(Stored data)

________________________

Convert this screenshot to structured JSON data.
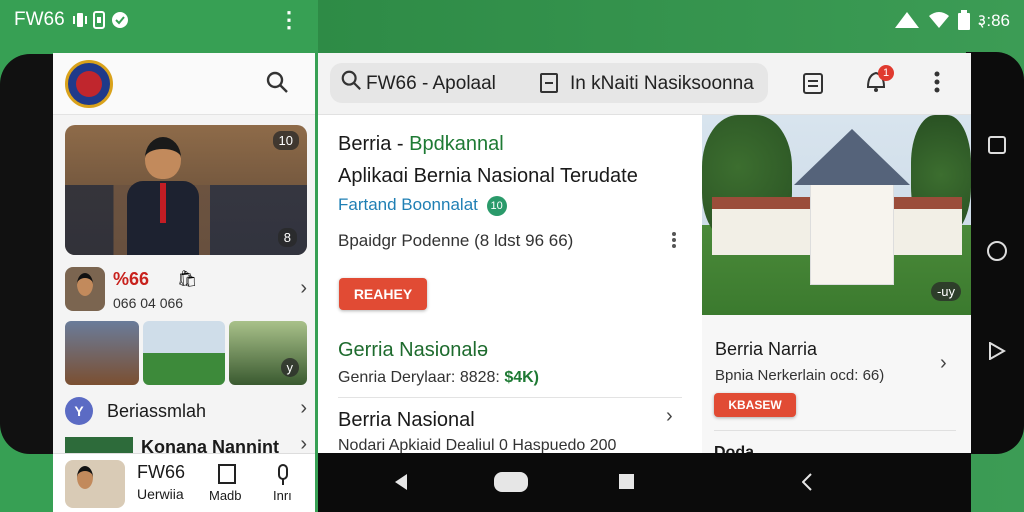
{
  "status_left": {
    "app": "FW66",
    "more": "⋮"
  },
  "status_right": {
    "time": "३:86"
  },
  "left_pane": {
    "hero_badge_top": "10",
    "hero_badge_bottom": "8",
    "item1": {
      "title": "%66",
      "subtitle": "066 04 066"
    },
    "thumb_badge": "y",
    "item2": {
      "label": "Beriassmlah",
      "icon_letter": "Y"
    },
    "item3": {
      "label": "Konana Nannint"
    },
    "bottom": {
      "title": "FW66",
      "caption": "Uerwiia",
      "action1": "Madb",
      "action2": "Inrı"
    }
  },
  "topbar": {
    "search_text": "FW66 - Apolaal",
    "search_text2": "In kNaiti Nasiksoonna",
    "notif_count": "1"
  },
  "article": {
    "kicker_black": "Berria - ",
    "kicker_green": "Bpdkannal",
    "headline": "Aplikaɑi Bernia Nasional Terudate",
    "source": "Fartand Boonnalat",
    "source_badge": "10",
    "meta": "Bpaidgr Podenne (8 ldst 96 66)",
    "button": "REAHEY"
  },
  "list": [
    {
      "title": "Gerria Nasionalə",
      "meta_black": "Genria Derylaar: 8828: ",
      "meta_green": "$4K)"
    },
    {
      "title": "Berria Nasional",
      "meta": "Nodari Apkiaid Dealiul 0 Haspuedo 200"
    }
  ],
  "right_pane": {
    "image_badge": "-uy",
    "card_title": "Berria Narria",
    "card_meta": "Bpnia Nerkerlain ocd: 66)",
    "card_button": "KBASEW",
    "card2_title": "Doda"
  },
  "colors": {
    "brand_green": "#2e8b46",
    "accent_red": "#e14b34",
    "link_green": "#1e7a34",
    "source_blue": "#1f7fb4"
  },
  "icons": [
    "search-icon",
    "box-icon",
    "clipboard-icon",
    "bell-icon",
    "more-icon",
    "chevron-right-icon",
    "back-icon",
    "home-icon",
    "recents-icon"
  ]
}
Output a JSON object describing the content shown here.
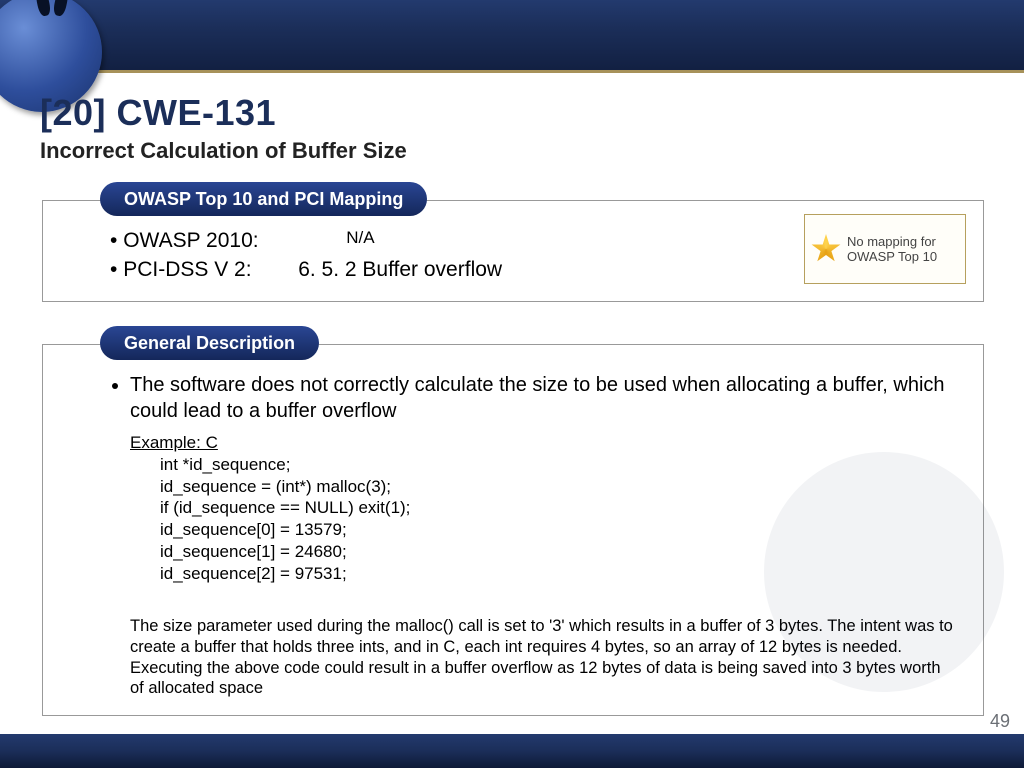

________________________

# TASK STATEMENT:
The records above must be printed exactly; the pictures stay out.

# TASK OUTPUT:
Convert this screenshot to structured JSON data.
{
  "status_left": {
    "app": "FW66",
    "more": "⋮"
  },
  "status_right": {
    "time": "३:86"
  },
  "left_pane": {
    "hero_badge_top": "10",
    "hero_badge_bottom": "8",
    "item1": {
      "title": "%66",
      "subtitle": "066 04 066"
    },
    "thumb_badge": "y",
    "item2": {
      "label": "Beriassmlah",
      "icon_letter": "Y"
    },
    "item3": {
      "label": "Konana Nannint"
    },
    "bottom": {
      "title": "FW66",
      "caption": "Uerwiia",
      "action1": "Madb",
      "action2": "Inrı"
    }
  },
  "topbar": {
    "search_text": "FW66 - Apolaal",
    "search_text2": "In kNaiti Nasiksoonna",
    "notif_count": "1"
  },
  "article": {
    "kicker_black": "Berria - ",
    "kicker_green": "Bpdkannal",
    "headline": "Aplikaɑi Bernia Nasional Terudate",
    "source": "Fartand Boonnalat",
    "source_badge": "10",
    "meta": "Bpaidgr Podenne (8 ldst 96 66)",
    "button": "REAHEY"
  },
  "list": [
    {
      "title": "Gerria Nasionalə",
      "meta_black": "Genria Derylaar: 8828: ",
      "meta_green": "$4K)"
    },
    {
      "title": "Berria Nasional",
      "meta": "Nodari Apkiaid Dealiul 0 Haspuedo 200"
    }
  ],
  "right_pane": {
    "image_badge": "-uy",
    "card_title": "Berria Narria",
    "card_meta": "Bpnia Nerkerlain ocd: 66)",
    "card_button": "KBASEW",
    "card2_title": "Doda"
  },
  "colors": {
    "brand_green": "#2e8b46",
    "accent_red": "#e14b34",
    "link_green": "#1e7a34",
    "source_blue": "#1f7fb4"
  },
  "icons": [
    "search-icon",
    "box-icon",
    "clipboard-icon",
    "bell-icon",
    "more-icon",
    "chevron-right-icon",
    "back-icon",
    "home-icon",
    "recents-icon"
  ]
}
Output a JSON object describing the content shown here.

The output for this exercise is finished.